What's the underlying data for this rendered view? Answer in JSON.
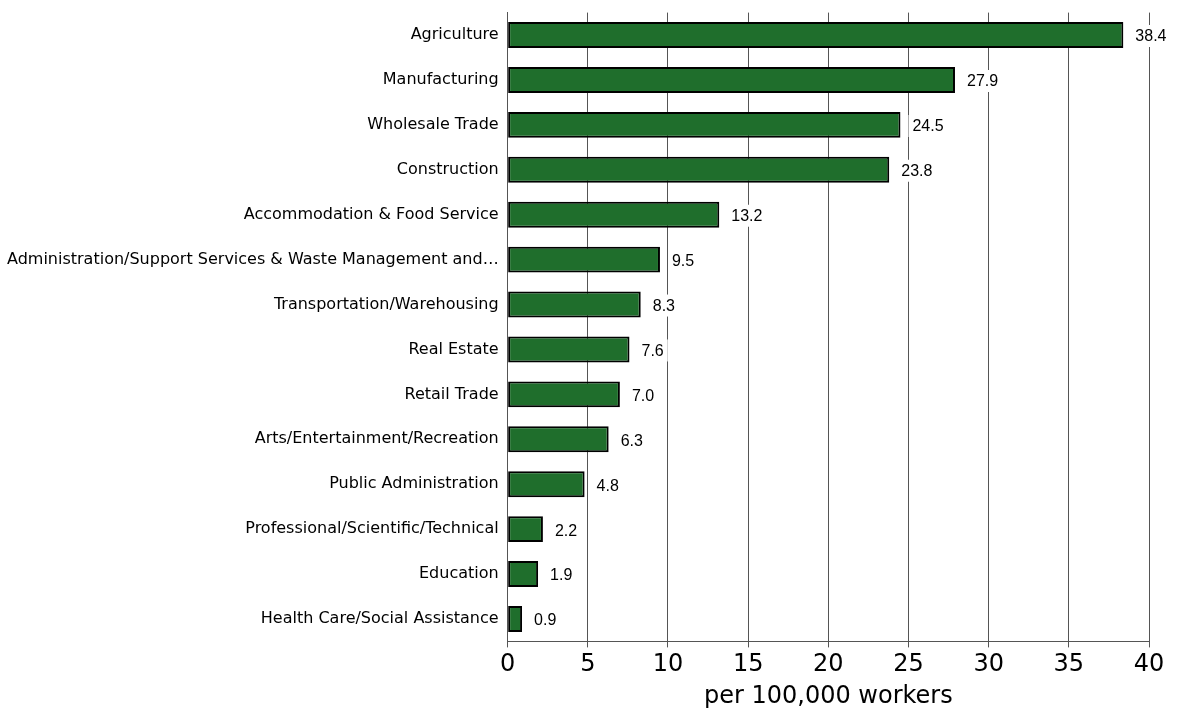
{
  "chart_data": {
    "type": "bar",
    "orientation": "horizontal",
    "xlabel": "per 100,000 workers",
    "categories": [
      "Agriculture",
      "Manufacturing",
      "Wholesale Trade",
      "Construction",
      "Accommodation & Food Service",
      "Administration/Support Services & Waste Management and…",
      "Transportation/Warehousing",
      "Real Estate",
      "Retail Trade",
      "Arts/Entertainment/Recreation",
      "Public Administration",
      "Professional/Scientific/Technical",
      "Education",
      "Health Care/Social Assistance"
    ],
    "values": [
      38.4,
      27.9,
      24.5,
      23.8,
      13.2,
      9.5,
      8.3,
      7.6,
      7.0,
      6.3,
      4.8,
      2.2,
      1.9,
      0.9
    ],
    "value_labels": [
      "38.4",
      "27.9",
      "24.5",
      "23.8",
      "13.2",
      "9.5",
      "8.3",
      "7.6",
      "7.0",
      "6.3",
      "4.8",
      "2.2",
      "1.9",
      "0.9"
    ],
    "color": "#1f6e2c",
    "xlim": [
      0,
      40
    ],
    "xticks": [
      0,
      5,
      10,
      15,
      20,
      25,
      30,
      35,
      40
    ],
    "grid": "x",
    "legend": false
  }
}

§ Given request
Gather each line holding the string "Administration".

§ Answer to the problem
      "Administration/Support Services & Waste Management and…",
      "Public Administration",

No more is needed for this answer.